Your task is to quote the material that follows, in full and exactly.

## start Data for the task

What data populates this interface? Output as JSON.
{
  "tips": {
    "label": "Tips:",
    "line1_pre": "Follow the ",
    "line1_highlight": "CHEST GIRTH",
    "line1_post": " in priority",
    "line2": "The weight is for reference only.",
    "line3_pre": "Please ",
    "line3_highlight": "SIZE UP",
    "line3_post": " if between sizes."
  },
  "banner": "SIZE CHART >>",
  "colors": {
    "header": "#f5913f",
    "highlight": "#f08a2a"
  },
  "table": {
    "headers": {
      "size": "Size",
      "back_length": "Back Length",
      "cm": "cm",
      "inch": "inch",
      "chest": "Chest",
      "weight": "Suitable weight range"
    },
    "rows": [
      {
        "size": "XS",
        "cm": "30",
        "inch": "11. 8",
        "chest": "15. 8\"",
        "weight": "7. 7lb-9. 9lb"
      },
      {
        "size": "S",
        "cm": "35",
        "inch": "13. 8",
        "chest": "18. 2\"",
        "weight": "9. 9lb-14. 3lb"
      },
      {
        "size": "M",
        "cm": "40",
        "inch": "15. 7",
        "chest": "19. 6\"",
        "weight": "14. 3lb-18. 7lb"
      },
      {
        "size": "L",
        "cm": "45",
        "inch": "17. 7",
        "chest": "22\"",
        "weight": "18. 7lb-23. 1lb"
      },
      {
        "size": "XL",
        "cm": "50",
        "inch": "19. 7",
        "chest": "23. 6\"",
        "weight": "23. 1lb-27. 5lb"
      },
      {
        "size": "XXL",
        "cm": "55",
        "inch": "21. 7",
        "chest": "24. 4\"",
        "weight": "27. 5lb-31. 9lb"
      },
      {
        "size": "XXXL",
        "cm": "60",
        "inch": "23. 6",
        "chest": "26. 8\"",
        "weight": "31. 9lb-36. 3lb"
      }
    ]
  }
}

## end Data for the task

**Exercise output:**
What data populates this interface? Output as JSON.
{
  "tips": {
    "label": "Tips:",
    "line1_pre": "Follow the ",
    "line1_highlight": "CHEST GIRTH",
    "line1_post": " in priority",
    "line2": "The weight is for reference only.",
    "line3_pre": "Please ",
    "line3_highlight": "SIZE UP",
    "line3_post": " if between sizes."
  },
  "banner": "SIZE CHART >>",
  "colors": {
    "header": "#f5913f",
    "highlight": "#f08a2a"
  },
  "table": {
    "headers": {
      "size": "Size",
      "back_length": "Back Length",
      "cm": "cm",
      "inch": "inch",
      "chest": "Chest",
      "weight": "Suitable weight range"
    },
    "rows": [
      {
        "size": "XS",
        "cm": "30",
        "inch": "11. 8",
        "chest": "15. 8\"",
        "weight": "7. 7lb-9. 9lb"
      },
      {
        "size": "S",
        "cm": "35",
        "inch": "13. 8",
        "chest": "18. 2\"",
        "weight": "9. 9lb-14. 3lb"
      },
      {
        "size": "M",
        "cm": "40",
        "inch": "15. 7",
        "chest": "19. 6\"",
        "weight": "14. 3lb-18. 7lb"
      },
      {
        "size": "L",
        "cm": "45",
        "inch": "17. 7",
        "chest": "22\"",
        "weight": "18. 7lb-23. 1lb"
      },
      {
        "size": "XL",
        "cm": "50",
        "inch": "19. 7",
        "chest": "23. 6\"",
        "weight": "23. 1lb-27. 5lb"
      },
      {
        "size": "XXL",
        "cm": "55",
        "inch": "21. 7",
        "chest": "24. 4\"",
        "weight": "27. 5lb-31. 9lb"
      },
      {
        "size": "XXXL",
        "cm": "60",
        "inch": "23. 6",
        "chest": "26. 8\"",
        "weight": "31. 9lb-36. 3lb"
      }
    ]
  }
}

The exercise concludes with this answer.